**** EXERCISE INPUTS
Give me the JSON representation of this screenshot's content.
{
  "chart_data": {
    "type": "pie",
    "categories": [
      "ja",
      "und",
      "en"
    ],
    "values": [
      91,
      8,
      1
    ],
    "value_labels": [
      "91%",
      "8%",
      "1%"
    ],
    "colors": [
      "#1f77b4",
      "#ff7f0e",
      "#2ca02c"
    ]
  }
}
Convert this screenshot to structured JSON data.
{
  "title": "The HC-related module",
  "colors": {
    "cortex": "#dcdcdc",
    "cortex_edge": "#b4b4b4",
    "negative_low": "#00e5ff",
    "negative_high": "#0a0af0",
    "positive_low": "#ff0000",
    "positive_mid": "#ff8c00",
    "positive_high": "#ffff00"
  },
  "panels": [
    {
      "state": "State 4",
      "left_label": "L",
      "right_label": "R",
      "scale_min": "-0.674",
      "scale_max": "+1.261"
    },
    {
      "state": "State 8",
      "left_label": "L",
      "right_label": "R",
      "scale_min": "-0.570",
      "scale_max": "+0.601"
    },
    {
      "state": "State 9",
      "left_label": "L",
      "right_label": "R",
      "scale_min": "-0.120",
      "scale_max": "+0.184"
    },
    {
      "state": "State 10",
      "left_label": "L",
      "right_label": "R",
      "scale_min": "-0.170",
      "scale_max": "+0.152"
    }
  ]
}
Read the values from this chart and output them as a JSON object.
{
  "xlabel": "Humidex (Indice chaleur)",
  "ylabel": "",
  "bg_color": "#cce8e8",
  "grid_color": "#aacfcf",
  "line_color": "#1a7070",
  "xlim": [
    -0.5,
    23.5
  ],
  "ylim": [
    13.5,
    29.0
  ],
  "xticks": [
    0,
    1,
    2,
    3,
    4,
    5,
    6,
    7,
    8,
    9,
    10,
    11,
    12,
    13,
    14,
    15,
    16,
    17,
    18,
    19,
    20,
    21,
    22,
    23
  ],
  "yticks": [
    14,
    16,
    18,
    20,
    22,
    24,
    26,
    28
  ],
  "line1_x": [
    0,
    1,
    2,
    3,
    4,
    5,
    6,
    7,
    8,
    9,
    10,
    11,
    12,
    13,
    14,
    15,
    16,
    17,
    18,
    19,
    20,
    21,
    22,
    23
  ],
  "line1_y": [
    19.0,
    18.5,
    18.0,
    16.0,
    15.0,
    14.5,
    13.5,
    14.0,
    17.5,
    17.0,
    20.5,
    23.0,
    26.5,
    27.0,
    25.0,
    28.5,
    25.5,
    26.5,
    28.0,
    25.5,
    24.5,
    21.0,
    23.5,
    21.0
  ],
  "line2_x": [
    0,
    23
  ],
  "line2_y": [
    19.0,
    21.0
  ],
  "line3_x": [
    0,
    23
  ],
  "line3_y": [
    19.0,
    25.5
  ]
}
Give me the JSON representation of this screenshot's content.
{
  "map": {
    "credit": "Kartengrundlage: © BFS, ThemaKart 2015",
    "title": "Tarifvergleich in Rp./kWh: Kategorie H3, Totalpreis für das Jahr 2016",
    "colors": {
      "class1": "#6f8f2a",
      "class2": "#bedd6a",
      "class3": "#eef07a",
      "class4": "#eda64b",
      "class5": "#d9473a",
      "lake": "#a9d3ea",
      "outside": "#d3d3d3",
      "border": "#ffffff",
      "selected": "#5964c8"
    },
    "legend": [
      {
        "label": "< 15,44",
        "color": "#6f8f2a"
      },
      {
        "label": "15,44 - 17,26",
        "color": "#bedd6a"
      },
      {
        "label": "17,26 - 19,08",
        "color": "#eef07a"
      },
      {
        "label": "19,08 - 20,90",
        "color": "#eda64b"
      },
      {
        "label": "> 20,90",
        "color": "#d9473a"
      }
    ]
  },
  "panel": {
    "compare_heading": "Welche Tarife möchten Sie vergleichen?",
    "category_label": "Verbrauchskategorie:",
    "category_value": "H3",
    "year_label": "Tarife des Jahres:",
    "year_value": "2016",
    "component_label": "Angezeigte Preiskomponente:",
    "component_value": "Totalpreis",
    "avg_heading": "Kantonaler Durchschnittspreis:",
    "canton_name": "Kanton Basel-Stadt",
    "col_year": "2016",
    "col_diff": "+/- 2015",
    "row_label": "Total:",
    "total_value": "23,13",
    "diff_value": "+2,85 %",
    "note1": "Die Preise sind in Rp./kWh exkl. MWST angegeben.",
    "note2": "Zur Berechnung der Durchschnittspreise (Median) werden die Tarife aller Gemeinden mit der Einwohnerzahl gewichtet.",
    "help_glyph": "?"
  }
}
********
Return each entry from the material above exactly as it appears.

Give me the JSON representation of this screenshot's content.
{
  "chart_data": {
    "type": "pie",
    "categories": [
      "ja",
      "und",
      "en"
    ],
    "values": [
      91,
      8,
      1
    ],
    "value_labels": [
      "91%",
      "8%",
      "1%"
    ],
    "colors": [
      "#1f77b4",
      "#ff7f0e",
      "#2ca02c"
    ]
  }
}
Convert this screenshot to structured JSON data.
{
  "title": "The HC-related module",
  "colors": {
    "cortex": "#dcdcdc",
    "cortex_edge": "#b4b4b4",
    "negative_low": "#00e5ff",
    "negative_high": "#0a0af0",
    "positive_low": "#ff0000",
    "positive_mid": "#ff8c00",
    "positive_high": "#ffff00"
  },
  "panels": [
    {
      "state": "State 4",
      "left_label": "L",
      "right_label": "R",
      "scale_min": "-0.674",
      "scale_max": "+1.261"
    },
    {
      "state": "State 8",
      "left_label": "L",
      "right_label": "R",
      "scale_min": "-0.570",
      "scale_max": "+0.601"
    },
    {
      "state": "State 9",
      "left_label": "L",
      "right_label": "R",
      "scale_min": "-0.120",
      "scale_max": "+0.184"
    },
    {
      "state": "State 10",
      "left_label": "L",
      "right_label": "R",
      "scale_min": "-0.170",
      "scale_max": "+0.152"
    }
  ]
}
Read the values from this chart and output them as a JSON object.
{
  "xlabel": "Humidex (Indice chaleur)",
  "ylabel": "",
  "bg_color": "#cce8e8",
  "grid_color": "#aacfcf",
  "line_color": "#1a7070",
  "xlim": [
    -0.5,
    23.5
  ],
  "ylim": [
    13.5,
    29.0
  ],
  "xticks": [
    0,
    1,
    2,
    3,
    4,
    5,
    6,
    7,
    8,
    9,
    10,
    11,
    12,
    13,
    14,
    15,
    16,
    17,
    18,
    19,
    20,
    21,
    22,
    23
  ],
  "yticks": [
    14,
    16,
    18,
    20,
    22,
    24,
    26,
    28
  ],
  "line1_x": [
    0,
    1,
    2,
    3,
    4,
    5,
    6,
    7,
    8,
    9,
    10,
    11,
    12,
    13,
    14,
    15,
    16,
    17,
    18,
    19,
    20,
    21,
    22,
    23
  ],
  "line1_y": [
    19.0,
    18.5,
    18.0,
    16.0,
    15.0,
    14.5,
    13.5,
    14.0,
    17.5,
    17.0,
    20.5,
    23.0,
    26.5,
    27.0,
    25.0,
    28.5,
    25.5,
    26.5,
    28.0,
    25.5,
    24.5,
    21.0,
    23.5,
    21.0
  ],
  "line2_x": [
    0,
    23
  ],
  "line2_y": [
    19.0,
    21.0
  ],
  "line3_x": [
    0,
    23
  ],
  "line3_y": [
    19.0,
    25.5
  ]
}
Give me the JSON representation of this screenshot's content.
{
  "map": {
    "credit": "Kartengrundlage: © BFS, ThemaKart 2015",
    "title": "Tarifvergleich in Rp./kWh: Kategorie H3, Totalpreis für das Jahr 2016",
    "colors": {
      "class1": "#6f8f2a",
      "class2": "#bedd6a",
      "class3": "#eef07a",
      "class4": "#eda64b",
      "class5": "#d9473a",
      "lake": "#a9d3ea",
      "outside": "#d3d3d3",
      "border": "#ffffff",
      "selected": "#5964c8"
    },
    "legend": [
      {
        "label": "< 15,44",
        "color": "#6f8f2a"
      },
      {
        "label": "15,44 - 17,26",
        "color": "#bedd6a"
      },
      {
        "label": "17,26 - 19,08",
        "color": "#eef07a"
      },
      {
        "label": "19,08 - 20,90",
        "color": "#eda64b"
      },
      {
        "label": "> 20,90",
        "color": "#d9473a"
      }
    ]
  },
  "panel": {
    "compare_heading": "Welche Tarife möchten Sie vergleichen?",
    "category_label": "Verbrauchskategorie:",
    "category_value": "H3",
    "year_label": "Tarife des Jahres:",
    "year_value": "2016",
    "component_label": "Angezeigte Preiskomponente:",
    "component_value": "Totalpreis",
    "avg_heading": "Kantonaler Durchschnittspreis:",
    "canton_name": "Kanton Basel-Stadt",
    "col_year": "2016",
    "col_diff": "+/- 2015",
    "row_label": "Total:",
    "total_value": "23,13",
    "diff_value": "+2,85 %",
    "note1": "Die Preise sind in Rp./kWh exkl. MWST angegeben.",
    "note2": "Zur Berechnung der Durchschnittspreise (Median) werden die Tarife aller Gemeinden mit der Einwohnerzahl gewichtet.",
    "help_glyph": "?"
  }
}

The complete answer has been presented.